(SET PROBLEM):
Output all lines exactly.

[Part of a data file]
+-------+
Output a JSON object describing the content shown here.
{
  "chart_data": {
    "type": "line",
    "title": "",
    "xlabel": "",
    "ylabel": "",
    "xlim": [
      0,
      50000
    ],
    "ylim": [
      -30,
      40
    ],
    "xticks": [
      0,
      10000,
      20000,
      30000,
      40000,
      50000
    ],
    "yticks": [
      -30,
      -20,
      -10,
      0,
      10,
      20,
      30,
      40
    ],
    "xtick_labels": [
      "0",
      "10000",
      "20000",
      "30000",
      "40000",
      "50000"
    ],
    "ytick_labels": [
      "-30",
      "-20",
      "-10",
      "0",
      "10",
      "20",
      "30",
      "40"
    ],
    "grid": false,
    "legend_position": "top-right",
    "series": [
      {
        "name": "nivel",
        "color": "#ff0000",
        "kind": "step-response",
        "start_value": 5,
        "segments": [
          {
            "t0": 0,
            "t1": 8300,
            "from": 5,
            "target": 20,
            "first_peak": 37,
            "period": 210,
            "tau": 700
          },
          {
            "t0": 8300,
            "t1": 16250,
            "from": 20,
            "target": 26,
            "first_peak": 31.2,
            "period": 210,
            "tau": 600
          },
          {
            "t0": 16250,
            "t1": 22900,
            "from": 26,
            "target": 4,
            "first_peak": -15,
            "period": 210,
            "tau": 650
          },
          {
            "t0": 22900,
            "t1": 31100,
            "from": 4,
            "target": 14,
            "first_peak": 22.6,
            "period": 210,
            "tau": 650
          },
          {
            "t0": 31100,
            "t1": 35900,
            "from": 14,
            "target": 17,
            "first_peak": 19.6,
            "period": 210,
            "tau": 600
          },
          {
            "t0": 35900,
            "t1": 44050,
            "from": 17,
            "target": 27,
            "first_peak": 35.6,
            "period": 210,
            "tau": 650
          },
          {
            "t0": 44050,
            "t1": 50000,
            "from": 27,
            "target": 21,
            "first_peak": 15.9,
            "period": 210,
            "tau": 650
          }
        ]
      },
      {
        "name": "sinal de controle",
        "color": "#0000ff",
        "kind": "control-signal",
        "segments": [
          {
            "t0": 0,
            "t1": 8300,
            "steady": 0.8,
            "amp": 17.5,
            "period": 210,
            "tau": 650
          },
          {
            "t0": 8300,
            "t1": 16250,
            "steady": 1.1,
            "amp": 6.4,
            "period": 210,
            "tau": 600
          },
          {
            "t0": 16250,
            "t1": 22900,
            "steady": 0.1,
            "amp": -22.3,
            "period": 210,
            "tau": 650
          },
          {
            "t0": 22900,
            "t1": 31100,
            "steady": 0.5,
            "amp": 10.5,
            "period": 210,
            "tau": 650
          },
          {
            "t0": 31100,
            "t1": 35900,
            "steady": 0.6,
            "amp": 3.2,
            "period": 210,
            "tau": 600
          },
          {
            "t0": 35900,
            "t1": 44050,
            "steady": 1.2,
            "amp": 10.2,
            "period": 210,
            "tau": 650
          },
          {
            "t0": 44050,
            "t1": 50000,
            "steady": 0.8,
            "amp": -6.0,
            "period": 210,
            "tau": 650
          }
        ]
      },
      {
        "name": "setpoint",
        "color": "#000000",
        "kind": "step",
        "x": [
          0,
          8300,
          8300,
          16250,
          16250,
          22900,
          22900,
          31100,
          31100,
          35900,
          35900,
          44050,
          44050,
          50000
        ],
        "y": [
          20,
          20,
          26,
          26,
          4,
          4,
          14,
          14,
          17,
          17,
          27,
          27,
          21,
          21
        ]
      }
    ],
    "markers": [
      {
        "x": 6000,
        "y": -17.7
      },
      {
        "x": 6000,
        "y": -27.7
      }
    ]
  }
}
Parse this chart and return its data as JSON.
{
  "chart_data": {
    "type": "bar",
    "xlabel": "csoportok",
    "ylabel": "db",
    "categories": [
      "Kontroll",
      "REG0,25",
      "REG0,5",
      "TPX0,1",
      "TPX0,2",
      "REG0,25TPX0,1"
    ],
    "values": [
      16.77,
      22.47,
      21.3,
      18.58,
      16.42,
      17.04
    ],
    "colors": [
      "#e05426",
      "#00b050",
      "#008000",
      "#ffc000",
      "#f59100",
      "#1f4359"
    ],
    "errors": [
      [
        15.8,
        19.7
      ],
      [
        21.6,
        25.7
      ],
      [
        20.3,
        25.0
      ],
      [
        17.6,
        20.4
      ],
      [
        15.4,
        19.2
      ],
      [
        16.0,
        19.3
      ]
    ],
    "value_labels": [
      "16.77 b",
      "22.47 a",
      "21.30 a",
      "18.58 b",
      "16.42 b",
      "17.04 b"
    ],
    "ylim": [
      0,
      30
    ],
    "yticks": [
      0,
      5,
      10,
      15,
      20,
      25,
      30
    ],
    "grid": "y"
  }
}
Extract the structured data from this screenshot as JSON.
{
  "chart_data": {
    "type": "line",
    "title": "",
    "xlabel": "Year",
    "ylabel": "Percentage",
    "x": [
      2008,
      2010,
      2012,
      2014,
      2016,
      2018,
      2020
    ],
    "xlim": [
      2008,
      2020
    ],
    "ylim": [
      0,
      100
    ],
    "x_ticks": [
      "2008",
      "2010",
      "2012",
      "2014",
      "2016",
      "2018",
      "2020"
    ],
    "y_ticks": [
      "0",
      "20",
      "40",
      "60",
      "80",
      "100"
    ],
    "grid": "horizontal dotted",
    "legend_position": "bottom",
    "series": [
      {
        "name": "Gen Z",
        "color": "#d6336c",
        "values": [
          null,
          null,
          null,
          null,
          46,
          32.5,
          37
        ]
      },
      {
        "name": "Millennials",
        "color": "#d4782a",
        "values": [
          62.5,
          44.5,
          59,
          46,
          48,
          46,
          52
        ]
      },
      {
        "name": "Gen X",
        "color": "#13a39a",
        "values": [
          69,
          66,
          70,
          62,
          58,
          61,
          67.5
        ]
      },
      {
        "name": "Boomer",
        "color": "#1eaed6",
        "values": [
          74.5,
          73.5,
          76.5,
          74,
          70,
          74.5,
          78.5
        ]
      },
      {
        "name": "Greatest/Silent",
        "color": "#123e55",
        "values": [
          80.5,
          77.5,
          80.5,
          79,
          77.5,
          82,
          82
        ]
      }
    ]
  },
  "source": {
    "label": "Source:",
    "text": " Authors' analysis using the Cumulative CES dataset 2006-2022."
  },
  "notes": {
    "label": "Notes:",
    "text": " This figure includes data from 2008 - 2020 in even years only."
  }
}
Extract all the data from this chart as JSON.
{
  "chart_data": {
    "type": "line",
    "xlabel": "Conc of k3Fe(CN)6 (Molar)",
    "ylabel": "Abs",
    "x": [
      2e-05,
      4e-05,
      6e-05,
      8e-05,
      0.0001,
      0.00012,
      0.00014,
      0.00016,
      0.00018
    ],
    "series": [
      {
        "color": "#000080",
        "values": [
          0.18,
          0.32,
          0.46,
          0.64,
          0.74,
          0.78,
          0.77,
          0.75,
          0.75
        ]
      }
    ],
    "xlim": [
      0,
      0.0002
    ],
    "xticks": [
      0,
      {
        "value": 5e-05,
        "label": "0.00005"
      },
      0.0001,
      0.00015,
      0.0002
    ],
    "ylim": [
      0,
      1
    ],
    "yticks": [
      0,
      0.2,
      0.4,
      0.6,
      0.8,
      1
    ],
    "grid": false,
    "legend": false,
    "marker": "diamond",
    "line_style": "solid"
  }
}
+-------+
(FULL SOLUTION):
Output a JSON object describing the content shown here.
{
  "chart_data": {
    "type": "line",
    "title": "",
    "xlabel": "",
    "ylabel": "",
    "xlim": [
      0,
      50000
    ],
    "ylim": [
      -30,
      40
    ],
    "xticks": [
      0,
      10000,
      20000,
      30000,
      40000,
      50000
    ],
    "yticks": [
      -30,
      -20,
      -10,
      0,
      10,
      20,
      30,
      40
    ],
    "xtick_labels": [
      "0",
      "10000",
      "20000",
      "30000",
      "40000",
      "50000"
    ],
    "ytick_labels": [
      "-30",
      "-20",
      "-10",
      "0",
      "10",
      "20",
      "30",
      "40"
    ],
    "grid": false,
    "legend_position": "top-right",
    "series": [
      {
        "name": "nivel",
        "color": "#ff0000",
        "kind": "step-response",
        "start_value": 5,
        "segments": [
          {
            "t0": 0,
            "t1": 8300,
            "from": 5,
            "target": 20,
            "first_peak": 37,
            "period": 210,
            "tau": 700
          },
          {
            "t0": 8300,
            "t1": 16250,
            "from": 20,
            "target": 26,
            "first_peak": 31.2,
            "period": 210,
            "tau": 600
          },
          {
            "t0": 16250,
            "t1": 22900,
            "from": 26,
            "target": 4,
            "first_peak": -15,
            "period": 210,
            "tau": 650
          },
          {
            "t0": 22900,
            "t1": 31100,
            "from": 4,
            "target": 14,
            "first_peak": 22.6,
            "period": 210,
            "tau": 650
          },
          {
            "t0": 31100,
            "t1": 35900,
            "from": 14,
            "target": 17,
            "first_peak": 19.6,
            "period": 210,
            "tau": 600
          },
          {
            "t0": 35900,
            "t1": 44050,
            "from": 17,
            "target": 27,
            "first_peak": 35.6,
            "period": 210,
            "tau": 650
          },
          {
            "t0": 44050,
            "t1": 50000,
            "from": 27,
            "target": 21,
            "first_peak": 15.9,
            "period": 210,
            "tau": 650
          }
        ]
      },
      {
        "name": "sinal de controle",
        "color": "#0000ff",
        "kind": "control-signal",
        "segments": [
          {
            "t0": 0,
            "t1": 8300,
            "steady": 0.8,
            "amp": 17.5,
            "period": 210,
            "tau": 650
          },
          {
            "t0": 8300,
            "t1": 16250,
            "steady": 1.1,
            "amp": 6.4,
            "period": 210,
            "tau": 600
          },
          {
            "t0": 16250,
            "t1": 22900,
            "steady": 0.1,
            "amp": -22.3,
            "period": 210,
            "tau": 650
          },
          {
            "t0": 22900,
            "t1": 31100,
            "steady": 0.5,
            "amp": 10.5,
            "period": 210,
            "tau": 650
          },
          {
            "t0": 31100,
            "t1": 35900,
            "steady": 0.6,
            "amp": 3.2,
            "period": 210,
            "tau": 600
          },
          {
            "t0": 35900,
            "t1": 44050,
            "steady": 1.2,
            "amp": 10.2,
            "period": 210,
            "tau": 650
          },
          {
            "t0": 44050,
            "t1": 50000,
            "steady": 0.8,
            "amp": -6.0,
            "period": 210,
            "tau": 650
          }
        ]
      },
      {
        "name": "setpoint",
        "color": "#000000",
        "kind": "step",
        "x": [
          0,
          8300,
          8300,
          16250,
          16250,
          22900,
          22900,
          31100,
          31100,
          35900,
          35900,
          44050,
          44050,
          50000
        ],
        "y": [
          20,
          20,
          26,
          26,
          4,
          4,
          14,
          14,
          17,
          17,
          27,
          27,
          21,
          21
        ]
      }
    ],
    "markers": [
      {
        "x": 6000,
        "y": -17.7
      },
      {
        "x": 6000,
        "y": -27.7
      }
    ]
  }
}
Parse this chart and return its data as JSON.
{
  "chart_data": {
    "type": "bar",
    "xlabel": "csoportok",
    "ylabel": "db",
    "categories": [
      "Kontroll",
      "REG0,25",
      "REG0,5",
      "TPX0,1",
      "TPX0,2",
      "REG0,25TPX0,1"
    ],
    "values": [
      16.77,
      22.47,
      21.3,
      18.58,
      16.42,
      17.04
    ],
    "colors": [
      "#e05426",
      "#00b050",
      "#008000",
      "#ffc000",
      "#f59100",
      "#1f4359"
    ],
    "errors": [
      [
        15.8,
        19.7
      ],
      [
        21.6,
        25.7
      ],
      [
        20.3,
        25.0
      ],
      [
        17.6,
        20.4
      ],
      [
        15.4,
        19.2
      ],
      [
        16.0,
        19.3
      ]
    ],
    "value_labels": [
      "16.77 b",
      "22.47 a",
      "21.30 a",
      "18.58 b",
      "16.42 b",
      "17.04 b"
    ],
    "ylim": [
      0,
      30
    ],
    "yticks": [
      0,
      5,
      10,
      15,
      20,
      25,
      30
    ],
    "grid": "y"
  }
}
Extract the structured data from this screenshot as JSON.
{
  "chart_data": {
    "type": "line",
    "title": "",
    "xlabel": "Year",
    "ylabel": "Percentage",
    "x": [
      2008,
      2010,
      2012,
      2014,
      2016,
      2018,
      2020
    ],
    "xlim": [
      2008,
      2020
    ],
    "ylim": [
      0,
      100
    ],
    "x_ticks": [
      "2008",
      "2010",
      "2012",
      "2014",
      "2016",
      "2018",
      "2020"
    ],
    "y_ticks": [
      "0",
      "20",
      "40",
      "60",
      "80",
      "100"
    ],
    "grid": "horizontal dotted",
    "legend_position": "bottom",
    "series": [
      {
        "name": "Gen Z",
        "color": "#d6336c",
        "values": [
          null,
          null,
          null,
          null,
          46,
          32.5,
          37
        ]
      },
      {
        "name": "Millennials",
        "color": "#d4782a",
        "values": [
          62.5,
          44.5,
          59,
          46,
          48,
          46,
          52
        ]
      },
      {
        "name": "Gen X",
        "color": "#13a39a",
        "values": [
          69,
          66,
          70,
          62,
          58,
          61,
          67.5
        ]
      },
      {
        "name": "Boomer",
        "color": "#1eaed6",
        "values": [
          74.5,
          73.5,
          76.5,
          74,
          70,
          74.5,
          78.5
        ]
      },
      {
        "name": "Greatest/Silent",
        "color": "#123e55",
        "values": [
          80.5,
          77.5,
          80.5,
          79,
          77.5,
          82,
          82
        ]
      }
    ]
  },
  "source": {
    "label": "Source:",
    "text": " Authors' analysis using the Cumulative CES dataset 2006-2022."
  },
  "notes": {
    "label": "Notes:",
    "text": " This figure includes data from 2008 - 2020 in even years only."
  }
}
Extract all the data from this chart as JSON.
{
  "chart_data": {
    "type": "line",
    "xlabel": "Conc of k3Fe(CN)6 (Molar)",
    "ylabel": "Abs",
    "x": [
      2e-05,
      4e-05,
      6e-05,
      8e-05,
      0.0001,
      0.00012,
      0.00014,
      0.00016,
      0.00018
    ],
    "series": [
      {
        "color": "#000080",
        "values": [
          0.18,
          0.32,
          0.46,
          0.64,
          0.74,
          0.78,
          0.77,
          0.75,
          0.75
        ]
      }
    ],
    "xlim": [
      0,
      0.0002
    ],
    "xticks": [
      0,
      {
        "value": 5e-05,
        "label": "0.00005"
      },
      0.0001,
      0.00015,
      0.0002
    ],
    "ylim": [
      0,
      1
    ],
    "yticks": [
      0,
      0.2,
      0.4,
      0.6,
      0.8,
      1
    ],
    "grid": false,
    "legend": false,
    "marker": "diamond",
    "line_style": "solid"
  }
}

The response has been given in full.